RECORDS:
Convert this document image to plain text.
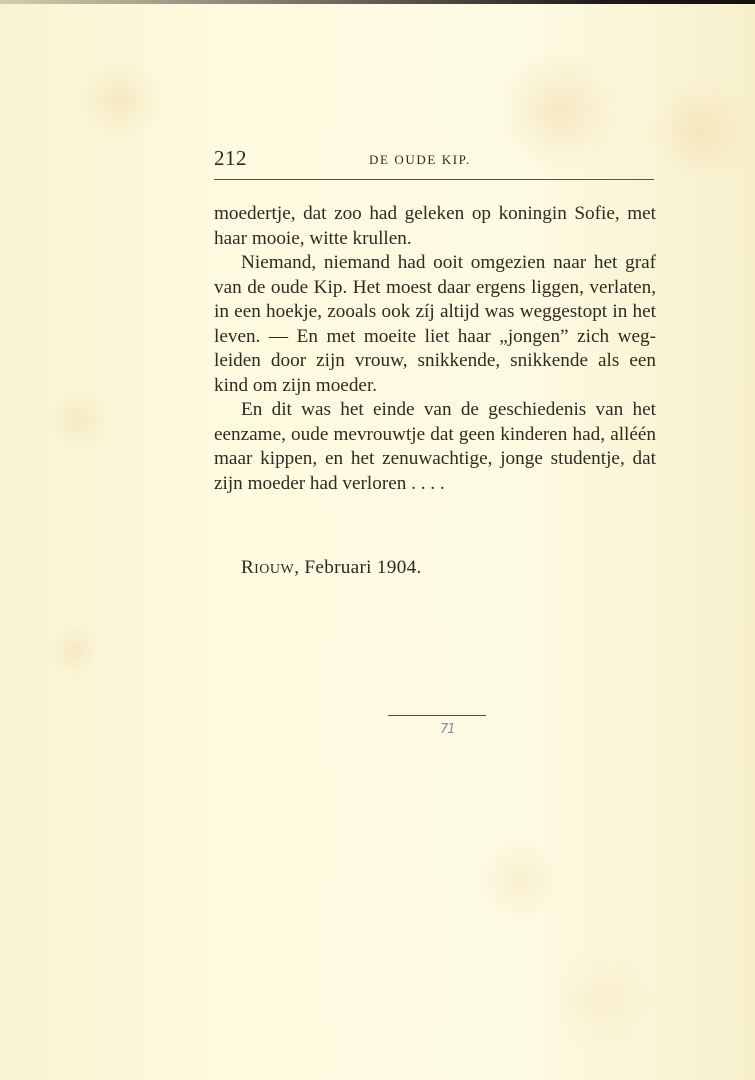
212	DE OUDE KIP.

moedertje, dat zoo had geleken op koningin Sofie, met haar mooie, witte krullen.

Niemand, niemand had ooit omgezien naar het graf van de oude Kip. Het moest daar ergens liggen, verlaten, in een hoekje, zooals ook zíj altijd was weggestopt in het leven. — En met moeite liet haar „jongen” zich wegleiden door zijn vrouw, snikkende, snikkende als een kind om zijn moeder.

En dit was het einde van de geschiedenis van het eenzame, oude mevrouwtje dat geen kinderen had, alléén maar kippen, en het zenuwachtige, jonge studentje, dat zijn moeder had verloren . . . .

RIOUW, Februari 1904.
71
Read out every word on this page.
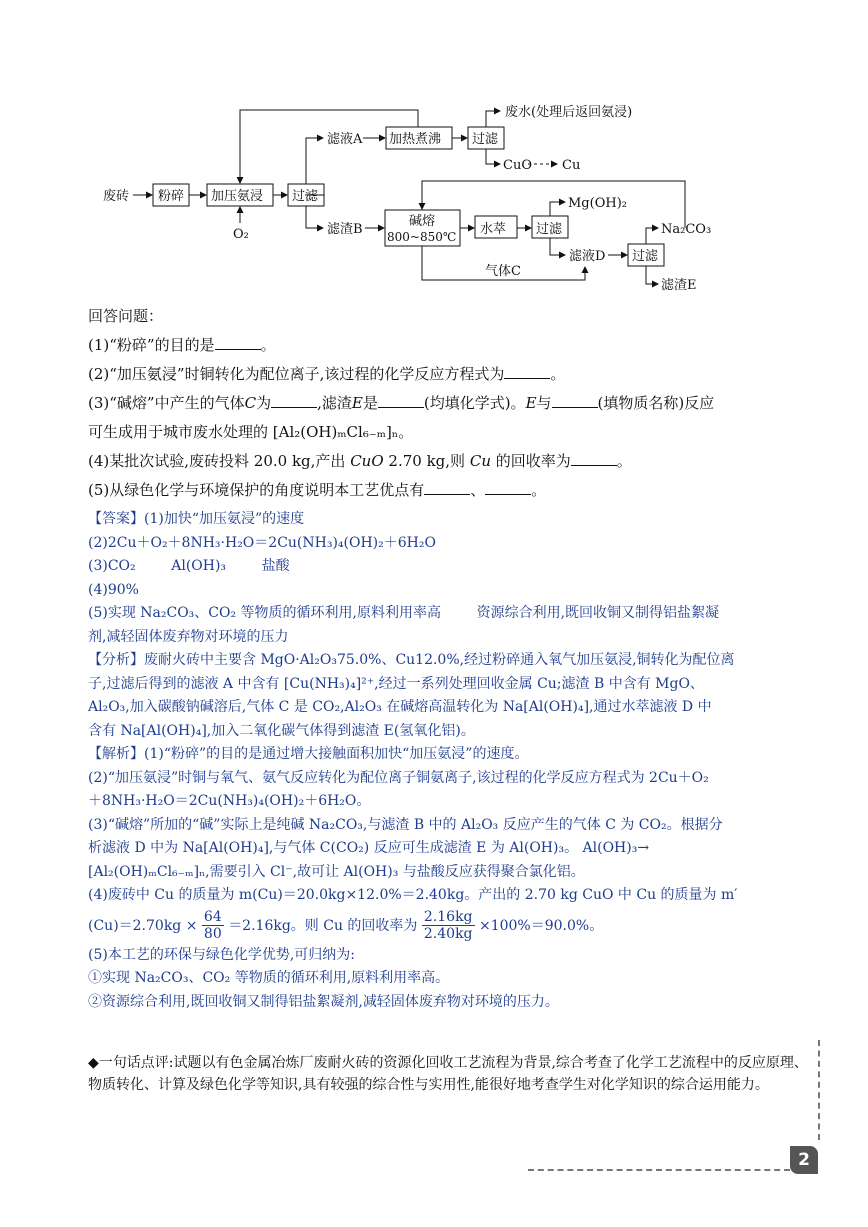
废砖 粉碎 加压氨浸 过滤
O₂
滤液A 加热煮沸 过滤
废水(处理后返回氨浸)
CuO Cu
滤渣B
碱熔
800~850℃ 水萃 过滤
Mg(OH)₂
滤液D 过滤
Na₂CO₃
气体C
滤渣E

回答问题：

(1)“粉碎”的目的是	。

(2)“加压氨浸”时铜转化为配位离子,该过程的化学反应方程式为	。

(3)“碱熔”中产生的气体C为	,滤渣E是	(均填化学式)。E与	(填物质名称)反应

可生成用于城市废水处理的 [Al₂(OH)ₘCl₆₋ₘ]ₙ。

(4)某批次试验,废砖投料 20.0 kg,产出 CuO 2.70 kg,则 Cu 的回收率为	。

(5)从绿色化学与环境保护的角度说明本工艺优点有	、	。

【答案】(1)加快“加压氨浸”的速度

(2)2Cu＋O₂＋8NH₃·H₂O＝2Cu(NH₃)₄(OH)₂＋6H₂O

(3)CO₂        Al(OH)₃        盐酸

(4)90%

(5)实现 Na₂CO₃、CO₂ 等物质的循环利用,原料利用率高        资源综合利用,既回收铜又制得铝盐絮凝

剂,减轻固体废弃物对环境的压力

【分析】废耐火砖中主要含 MgO·Al₂O₃75.0%、Cu12.0%,经过粉碎通入氧气加压氨浸,铜转化为配位离

子,过滤后得到的滤液 A 中含有 [Cu(NH₃)₄]²⁺,经过一系列处理回收金属 Cu;滤渣 B 中含有 MgO、

Al₂O₃,加入碳酸钠碱溶后,气体 C 是 CO₂,Al₂O₃ 在碱熔高温转化为 Na[Al(OH)₄],通过水萃滤液 D 中

含有 Na[Al(OH)₄],加入二氧化碳气体得到滤渣 E(氢氧化铝)。

【解析】(1)“粉碎”的目的是通过增大接触面积加快“加压氨浸”的速度。

(2)“加压氨浸”时铜与氧气、氨气反应转化为配位离子铜氨离子,该过程的化学反应方程式为 2Cu＋O₂

＋8NH₃·H₂O＝2Cu(NH₃)₄(OH)₂＋6H₂O。

(3)“碱熔”所加的“碱”实际上是纯碱 Na₂CO₃,与滤渣 B 中的 Al₂O₃ 反应产生的气体 C 为 CO₂。根据分

析滤液 D 中为 Na[Al(OH)₄],与气体 C(CO₂) 反应可生成滤渣 E 为 Al(OH)₃。 Al(OH)₃→

[Al₂(OH)ₘCl₆₋ₘ]ₙ,需要引入 Cl⁻,故可让 Al(OH)₃ 与盐酸反应获得聚合氯化铝。

(4)废砖中 Cu 的质量为 m(Cu)＝20.0kg×12.0%＝2.40kg。产出的 2.70 kg CuO 中 Cu 的质量为 m′

$(Cu)=2.70kg \times \frac{64}{80} =2.16kg$。则 Cu 的回收率为 $\frac{2.16kg}{2.40kg} \times 100\%=90.0\%$。

(5)本工艺的环保与绿色化学优势,可归纳为:

①实现 Na₂CO₃、CO₂ 等物质的循环利用,原料利用率高。

②资源综合利用,既回收铜又制得铝盐絮凝剂,减轻固体废弃物对环境的压力。

◆一句话点评:试题以有色金属冶炼厂废耐火砖的资源化回收工艺流程为背景,综合考查了化学工艺流程中的反应原理、物质转化、计算及绿色化学等知识,具有较强的综合性与实用性,能很好地考查学生对化学知识的综合运用能力。

2
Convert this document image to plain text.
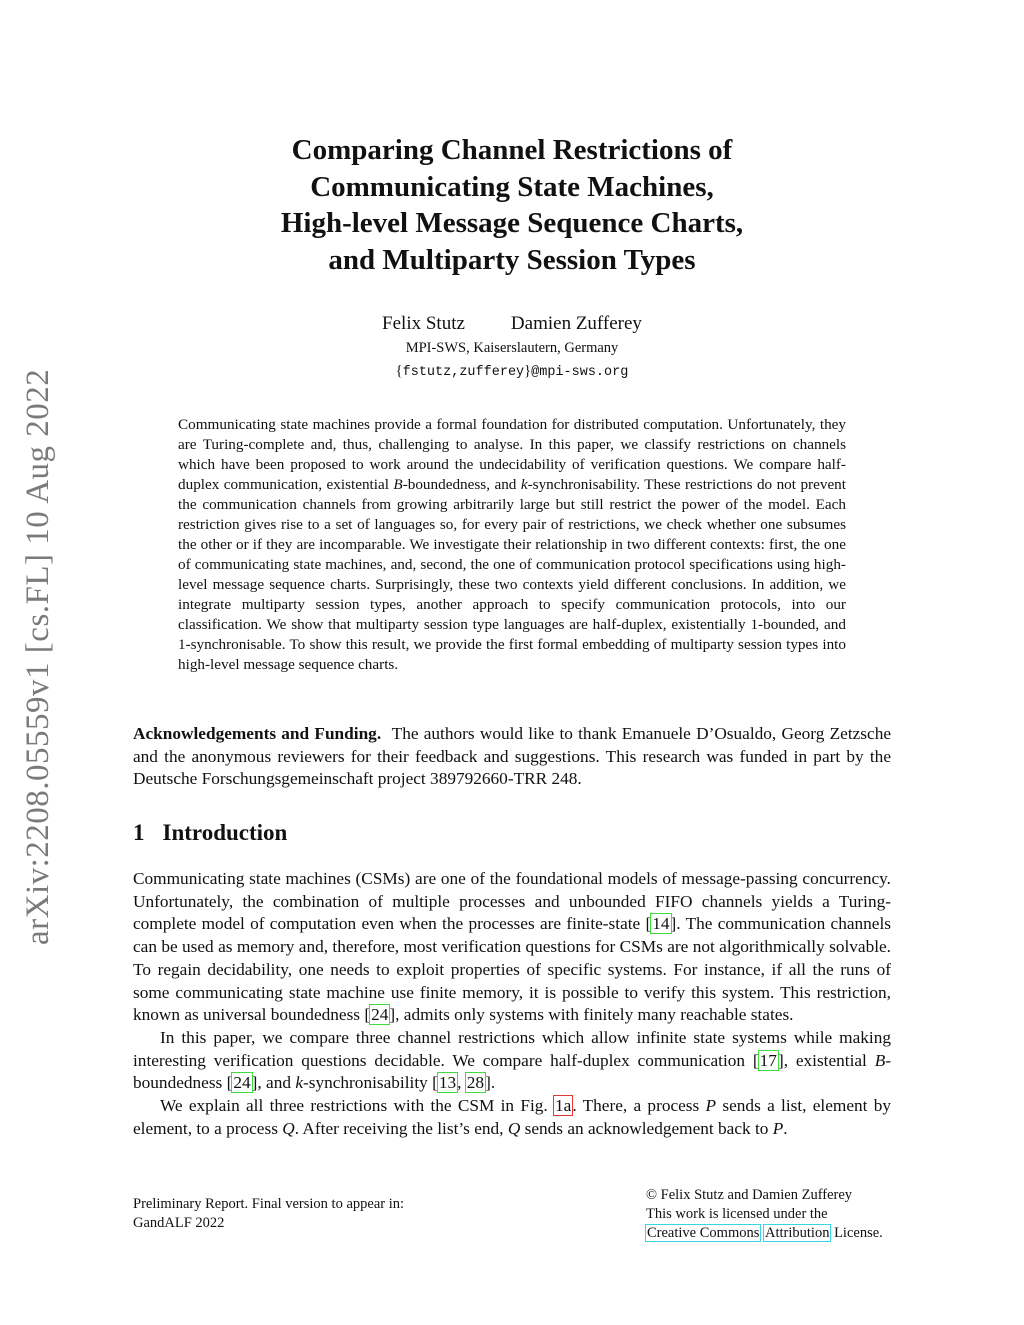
arXiv:2208.05559v1 [cs.FL] 10 Aug 2022
Comparing Channel Restrictions of
Communicating State Machines,
High-level Message Sequence Charts,
and Multiparty Session Types
Felix Stutz Damien Zufferey
MPI-SWS, Kaiserslautern, Germany
{fstutz,zufferey}@mpi-sws.org
Communicating state machines provide a formal foundation for distributed computation. Unfortunately, they are Turing-complete and, thus, challenging to analyse. In this paper, we classify restrictions on channels which have been proposed to work around the undecidability of verification questions. We compare half-duplex communication, existential B-boundedness, and k-synchronisability. These restrictions do not prevent the communication channels from growing arbitrarily large but still restrict the power of the model. Each restriction gives rise to a set of languages so, for every pair of restrictions, we check whether one subsumes the other or if they are incomparable. We investigate their relationship in two different contexts: first, the one of communicating state machines, and, second, the one of communication protocol specifications using high-level message sequence charts. Surprisingly, these two contexts yield different conclusions. In addition, we integrate multiparty session types, another approach to specify communication protocols, into our classification. We show that multiparty session type languages are half-duplex, existentially 1-bounded, and 1-synchronisable. To show this result, we provide the first formal embedding of multiparty session types into high-level message sequence charts.
Acknowledgements and Funding. The authors would like to thank Emanuele D’Osualdo, Georg Zetzsche and the anonymous reviewers for their feedback and suggestions. This research was funded in part by the Deutsche Forschungsgemeinschaft project 389792660-TRR 248.
1 Introduction

Communicating state machines (CSMs) are one of the foundational models of message-passing concurrency. Unfortunately, the combination of multiple processes and unbounded FIFO channels yields a Turing-complete model of computation even when the processes are finite-state [14]. The communication channels can be used as memory and, therefore, most verification questions for CSMs are not algorithmically solvable. To regain decidability, one needs to exploit properties of specific systems. For instance, if all the runs of some communicating state machine use finite memory, it is possible to verify this system. This restriction, known as universal boundedness [24], admits only systems with finitely many reachable states.

In this paper, we compare three channel restrictions which allow infinite state systems while making interesting verification questions decidable. We compare half-duplex communication [17], existential B-boundedness [24], and k-synchronisability [13, 28].

We explain all three restrictions with the CSM in Fig. 1a. There, a process P sends a list, element by element, to a process Q. After receiving the list’s end, Q sends an acknowledgement back to P.

Preliminary Report. Final version to appear in:
GandALF 2022
© Felix Stutz and Damien Zufferey
This work is licensed under the
Creative Commons Attribution License.
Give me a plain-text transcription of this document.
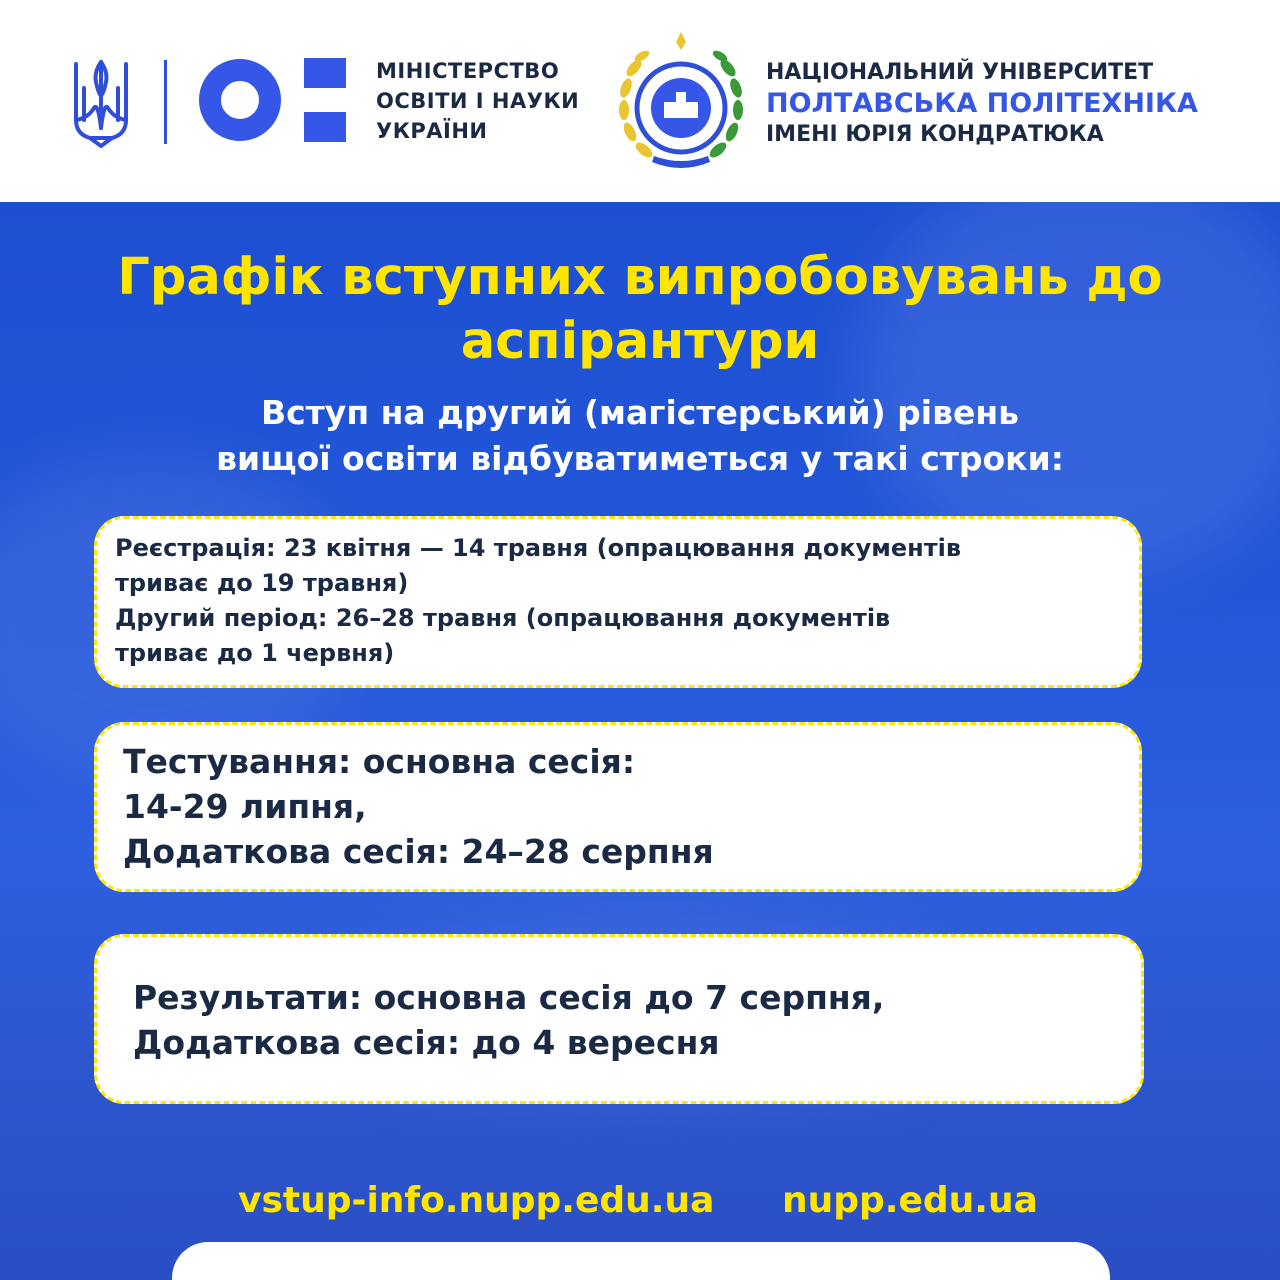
МІНІСТЕРСТВО
ОСВІТИ І НАУКИ
УКРАЇНИ
НАЦІОНАЛЬНИЙ УНІВЕРСИТЕТ
ПОЛТАВСЬКА ПОЛІТЕХНІКА
ІМЕНІ ЮРІЯ КОНДРАТЮКА
Графік вступних випробовувань до
аспірантури
Вступ на другий (магістерський) рівень
вищої освіти відбуватиметься у такі строки:
Реєстрація: 23 квітня — 14 травня (опрацювання документів
триває до 19 травня)
Другий період: 26–28 травня (опрацювання документів
триває до 1 червня)
Тестування: основна сесія:
14-29 липня,
Додаткова сесія: 24–28 серпня
Результати: основна сесія до 7 серпня,
Додаткова сесія: до 4 вересня
vstup-info.nupp.edu.ua nupp.edu.ua
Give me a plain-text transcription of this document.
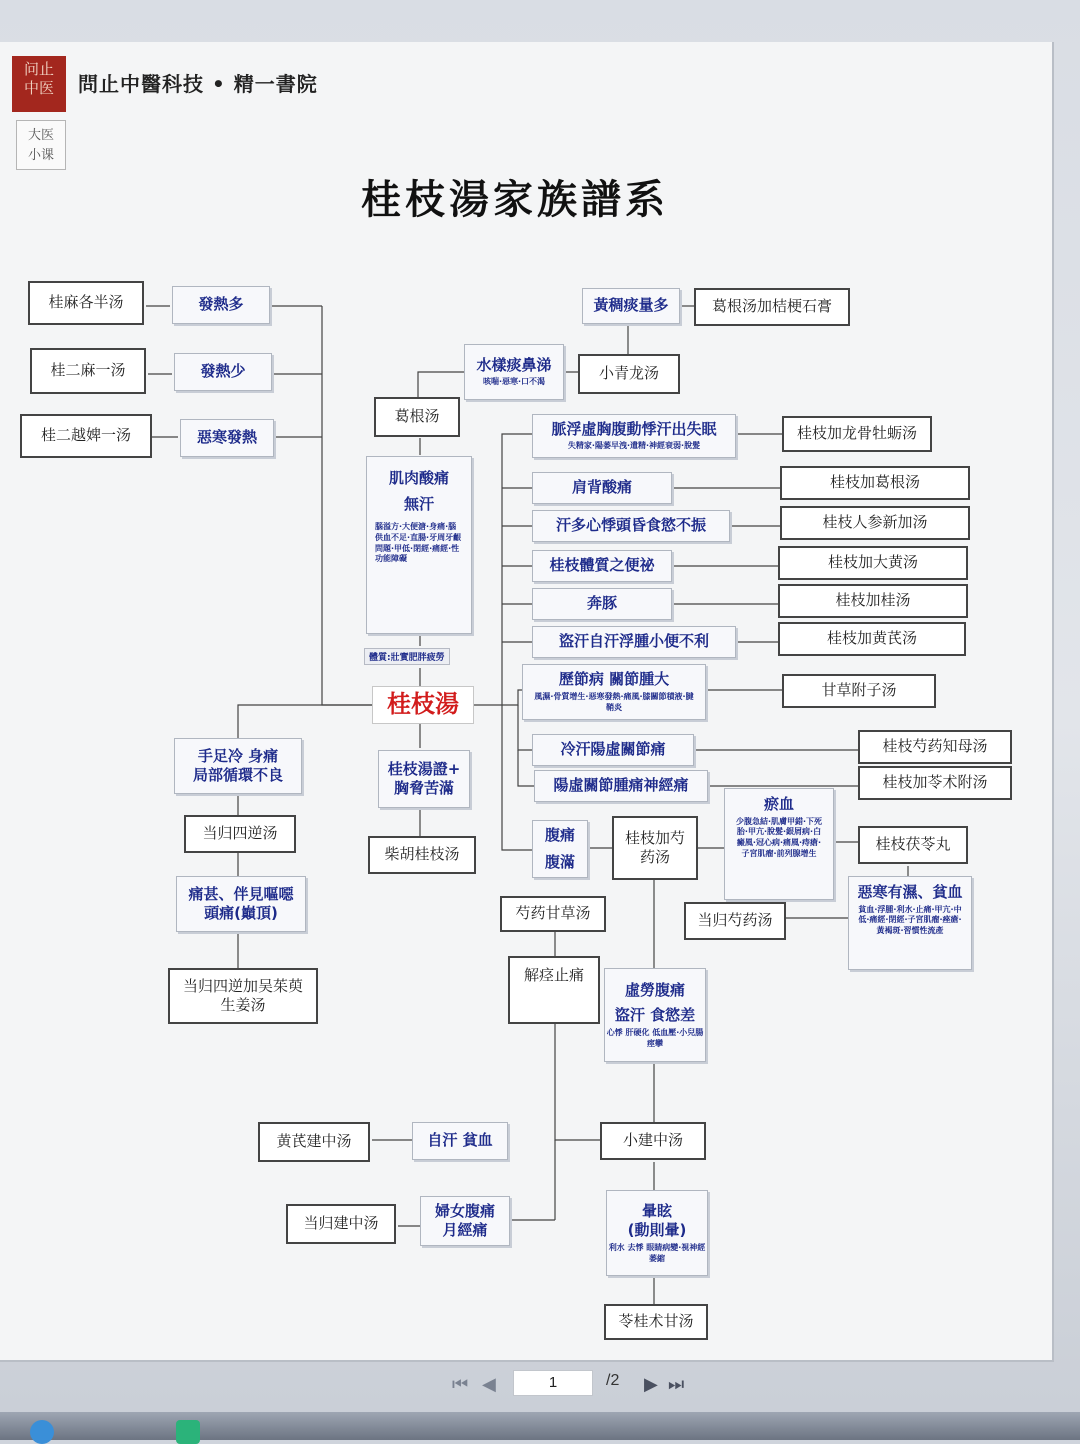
问止
中医
大医
小课
問止中醫科技 • 精一書院
桂枝湯家族譜系
桂麻各半汤	發熱多
桂二麻一汤	發熱少
桂二越婢一汤	惡寒發熱
手足冷 身痛
局部循環不良
当归四逆汤
痛甚、伴見嘔噁
頭痛(巔頂)
当归四逆加吴茱萸生姜汤
葛根汤
肌肉酸痛
無汗
腦溢方·大便溏·身痛·腦供血不足·直腸·牙周牙齦問題·甲低·閉經·痛經·性功能障礙
體質:壯實肥胖疲勞
桂枝湯
桂枝湯證+
胸脅苦滿
柴胡桂枝汤
水樣痰鼻涕
咳喘·惡寒·口不渴	小青龙汤
黃稠痰量多	葛根汤加桔梗石膏
脈浮虛胸腹動悸汗出失眠
失精家·陽萎早洩·遺精·神經衰弱·脫髮
桂枝加龙骨牡蛎汤
肩背酸痛	桂枝加葛根汤
汗多心悸頭昏食慾不振	桂枝人参新加汤
桂枝體質之便祕	桂枝加大黄汤
奔豚	桂枝加桂汤
盜汗自汗浮腫小便不利	桂枝加黄芪汤
歷節病 關節腫大
風濕·骨質增生·惡寒發熱·痛風·膝關節積液·腱鞘炎
甘草附子汤
冷汗陽虛關節痛	桂枝芍药知母汤
陽虛關節腫痛神經痛	桂枝加苓术附汤
腹痛
腹滿
桂枝加芍药汤
瘀血
少腹急結·肌膚甲錯·下死胎·甲亢·脫髮·銀屑病·白癜風·冠心病·痛風·痔瘡·子宮肌瘤·前列腺增生
桂枝茯苓丸
惡寒有濕、貧血
貧血·浮腫·利水·止痛·甲亢·中低·痛經·閉經·子宮肌瘤·痤瘡·黃褐斑·習慣性流產
当归芍药汤
芍药甘草汤
解痉止痛
虛勞腹痛
盜汗 食慾差
心悸 肝硬化 低血壓·小兒腸痙攣
小建中汤
自汗 貧血
黄芪建中汤
婦女腹痛
月經痛
当归建中汤
暈眩
(動則暈)
利水 去悸 眼睛病變·視神經萎縮
苓桂术甘汤
⏮ ◀	1	/2 ▶ ⏭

WHAT TO PRODUCE: From the listing above, return each line with the word "three".

SOLUTION TO THE EXERCISE:
In this paper, we compare three channel restrictions which allow infinite state systems while making interesting verification questions decidable. We compare half-duplex communication [17], existential B-boundedness [24], and k-synchronisability [13, 28].
We explain all three restrictions with the CSM in Fig. 1a. There, a process P sends a list, element by element, to a process Q. After receiving the list’s end, Q sends an acknowledgement back to P.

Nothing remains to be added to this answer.